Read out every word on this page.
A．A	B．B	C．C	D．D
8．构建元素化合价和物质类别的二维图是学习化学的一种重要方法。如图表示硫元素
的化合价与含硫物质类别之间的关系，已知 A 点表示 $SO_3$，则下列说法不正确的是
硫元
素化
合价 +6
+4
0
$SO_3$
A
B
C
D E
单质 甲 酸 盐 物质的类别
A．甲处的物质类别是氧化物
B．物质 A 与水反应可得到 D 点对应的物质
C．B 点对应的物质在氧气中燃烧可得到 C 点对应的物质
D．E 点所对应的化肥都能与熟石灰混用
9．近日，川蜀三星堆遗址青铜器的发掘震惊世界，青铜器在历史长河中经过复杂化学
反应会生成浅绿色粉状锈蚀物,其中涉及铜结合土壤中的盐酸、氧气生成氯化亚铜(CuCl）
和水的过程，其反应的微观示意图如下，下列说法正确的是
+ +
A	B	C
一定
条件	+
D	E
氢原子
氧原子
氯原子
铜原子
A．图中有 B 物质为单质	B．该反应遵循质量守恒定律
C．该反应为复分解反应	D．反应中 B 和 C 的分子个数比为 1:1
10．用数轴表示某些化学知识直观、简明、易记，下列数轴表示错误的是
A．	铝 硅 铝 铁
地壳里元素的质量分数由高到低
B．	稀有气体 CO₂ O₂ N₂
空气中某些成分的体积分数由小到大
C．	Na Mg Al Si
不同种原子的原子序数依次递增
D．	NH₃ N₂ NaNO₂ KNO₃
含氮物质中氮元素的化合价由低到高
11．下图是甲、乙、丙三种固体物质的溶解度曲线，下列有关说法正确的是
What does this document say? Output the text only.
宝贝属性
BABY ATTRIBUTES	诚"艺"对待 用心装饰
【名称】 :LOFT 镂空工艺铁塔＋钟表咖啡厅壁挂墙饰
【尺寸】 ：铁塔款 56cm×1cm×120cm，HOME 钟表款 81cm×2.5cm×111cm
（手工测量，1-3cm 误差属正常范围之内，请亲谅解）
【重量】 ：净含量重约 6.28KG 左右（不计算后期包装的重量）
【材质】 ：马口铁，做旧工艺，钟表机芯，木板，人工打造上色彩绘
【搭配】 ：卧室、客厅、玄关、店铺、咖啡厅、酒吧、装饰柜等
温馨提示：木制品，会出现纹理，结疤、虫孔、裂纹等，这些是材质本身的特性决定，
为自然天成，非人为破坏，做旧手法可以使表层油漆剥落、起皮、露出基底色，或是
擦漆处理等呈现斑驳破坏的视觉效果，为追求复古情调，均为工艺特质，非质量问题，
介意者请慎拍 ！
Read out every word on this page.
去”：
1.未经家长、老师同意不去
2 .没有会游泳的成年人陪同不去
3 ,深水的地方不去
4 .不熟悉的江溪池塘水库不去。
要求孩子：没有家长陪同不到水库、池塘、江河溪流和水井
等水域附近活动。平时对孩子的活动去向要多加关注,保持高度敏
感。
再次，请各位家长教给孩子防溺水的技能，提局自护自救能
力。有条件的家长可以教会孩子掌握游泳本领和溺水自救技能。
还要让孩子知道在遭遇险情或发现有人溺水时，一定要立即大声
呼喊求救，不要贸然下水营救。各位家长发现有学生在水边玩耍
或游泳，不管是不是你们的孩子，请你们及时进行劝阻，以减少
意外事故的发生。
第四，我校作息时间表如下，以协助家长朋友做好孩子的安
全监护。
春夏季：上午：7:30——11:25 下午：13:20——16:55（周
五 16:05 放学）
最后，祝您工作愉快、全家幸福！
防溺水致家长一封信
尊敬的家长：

-=-=-=-=-

— Exercise —
Copy the records above exactly.

— Full solution —
Read out every word on this page.
A．A	B．B	C．C	D．D
8．构建元素化合价和物质类别的二维图是学习化学的一种重要方法。如图表示硫元素
的化合价与含硫物质类别之间的关系，已知 A 点表示 $SO_3$，则下列说法不正确的是
硫元
素化
合价 +6
+4
0
$SO_3$
A
B
C
D E
单质 甲 酸 盐 物质的类别
A．甲处的物质类别是氧化物
B．物质 A 与水反应可得到 D 点对应的物质
C．B 点对应的物质在氧气中燃烧可得到 C 点对应的物质
D．E 点所对应的化肥都能与熟石灰混用
9．近日，川蜀三星堆遗址青铜器的发掘震惊世界，青铜器在历史长河中经过复杂化学
反应会生成浅绿色粉状锈蚀物,其中涉及铜结合土壤中的盐酸、氧气生成氯化亚铜(CuCl）
和水的过程，其反应的微观示意图如下，下列说法正确的是
+ +
A	B	C
一定
条件	+
D	E
氢原子
氧原子
氯原子
铜原子
A．图中有 B 物质为单质	B．该反应遵循质量守恒定律
C．该反应为复分解反应	D．反应中 B 和 C 的分子个数比为 1:1
10．用数轴表示某些化学知识直观、简明、易记，下列数轴表示错误的是
A．	铝 硅 铝 铁
地壳里元素的质量分数由高到低
B．	稀有气体 CO₂ O₂ N₂
空气中某些成分的体积分数由小到大
C．	Na Mg Al Si
不同种原子的原子序数依次递增
D．	NH₃ N₂ NaNO₂ KNO₃
含氮物质中氮元素的化合价由低到高
11．下图是甲、乙、丙三种固体物质的溶解度曲线，下列有关说法正确的是
What does this document say? Output the text only.
宝贝属性
BABY ATTRIBUTES	诚"艺"对待 用心装饰
【名称】 :LOFT 镂空工艺铁塔＋钟表咖啡厅壁挂墙饰
【尺寸】 ：铁塔款 56cm×1cm×120cm，HOME 钟表款 81cm×2.5cm×111cm
（手工测量，1-3cm 误差属正常范围之内，请亲谅解）
【重量】 ：净含量重约 6.28KG 左右（不计算后期包装的重量）
【材质】 ：马口铁，做旧工艺，钟表机芯，木板，人工打造上色彩绘
【搭配】 ：卧室、客厅、玄关、店铺、咖啡厅、酒吧、装饰柜等
温馨提示：木制品，会出现纹理，结疤、虫孔、裂纹等，这些是材质本身的特性决定，
为自然天成，非人为破坏，做旧手法可以使表层油漆剥落、起皮、露出基底色，或是
擦漆处理等呈现斑驳破坏的视觉效果，为追求复古情调，均为工艺特质，非质量问题，
介意者请慎拍 ！
Read out every word on this page.
去”：
1.未经家长、老师同意不去
2 .没有会游泳的成年人陪同不去
3 ,深水的地方不去
4 .不熟悉的江溪池塘水库不去。
要求孩子：没有家长陪同不到水库、池塘、江河溪流和水井
等水域附近活动。平时对孩子的活动去向要多加关注,保持高度敏
感。
再次，请各位家长教给孩子防溺水的技能，提局自护自救能
力。有条件的家长可以教会孩子掌握游泳本领和溺水自救技能。
还要让孩子知道在遭遇险情或发现有人溺水时，一定要立即大声
呼喊求救，不要贸然下水营救。各位家长发现有学生在水边玩耍
或游泳，不管是不是你们的孩子，请你们及时进行劝阻，以减少
意外事故的发生。
第四，我校作息时间表如下，以协助家长朋友做好孩子的安
全监护。
春夏季：上午：7:30——11:25 下午：13:20——16:55（周
五 16:05 放学）
最后，祝您工作愉快、全家幸福！
防溺水致家长一封信
尊敬的家长：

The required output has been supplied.